• **What is being asked**
Keep the wording of each record exactly the same when you repeat it, and leave out pictures.

Figure collection entries:
◇ ◇ ◇ ◇ ◇ ◇ ◇

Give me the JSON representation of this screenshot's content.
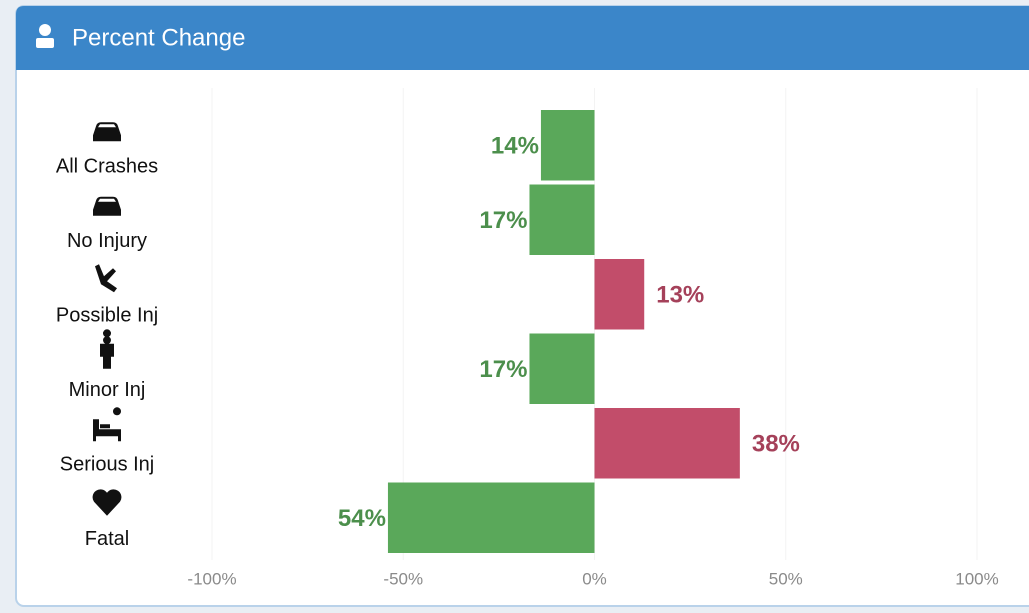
{
  "chart_data": {
    "type": "hbar",
    "title": "Percent Change",
    "categories": [
      "All Crashes",
      "No Injury",
      "Possible Inj",
      "Minor Inj",
      "Serious Inj",
      "Fatal"
    ],
    "values": [
      -14,
      -17,
      13,
      -17,
      38,
      -54
    ],
    "value_labels": [
      "14%",
      "17%",
      "13%",
      "17%",
      "38%",
      "54%"
    ],
    "colors": [
      "#5aa85a",
      "#5aa85a",
      "#c24d6a",
      "#5aa85a",
      "#c24d6a",
      "#5aa85a"
    ],
    "xlim": [
      -100,
      100
    ],
    "xticks": [
      {
        "value": -100,
        "label": "-100%"
      },
      {
        "value": -50,
        "label": "-50%"
      },
      {
        "value": 0,
        "label": "0%"
      },
      {
        "value": 50,
        "label": "50%"
      },
      {
        "value": 100,
        "label": "100%"
      }
    ]
  }
}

◇ ◇ ◇ ◇ ◇ ◇ ◇

• **Finished answer**
Give me the JSON representation of this screenshot's content.
{
  "chart_data": {
    "type": "hbar",
    "title": "Percent Change",
    "categories": [
      "All Crashes",
      "No Injury",
      "Possible Inj",
      "Minor Inj",
      "Serious Inj",
      "Fatal"
    ],
    "values": [
      -14,
      -17,
      13,
      -17,
      38,
      -54
    ],
    "value_labels": [
      "14%",
      "17%",
      "13%",
      "17%",
      "38%",
      "54%"
    ],
    "colors": [
      "#5aa85a",
      "#5aa85a",
      "#c24d6a",
      "#5aa85a",
      "#c24d6a",
      "#5aa85a"
    ],
    "xlim": [
      -100,
      100
    ],
    "xticks": [
      {
        "value": -100,
        "label": "-100%"
      },
      {
        "value": -50,
        "label": "-50%"
      },
      {
        "value": 0,
        "label": "0%"
      },
      {
        "value": 50,
        "label": "50%"
      },
      {
        "value": 100,
        "label": "100%"
      }
    ]
  }
}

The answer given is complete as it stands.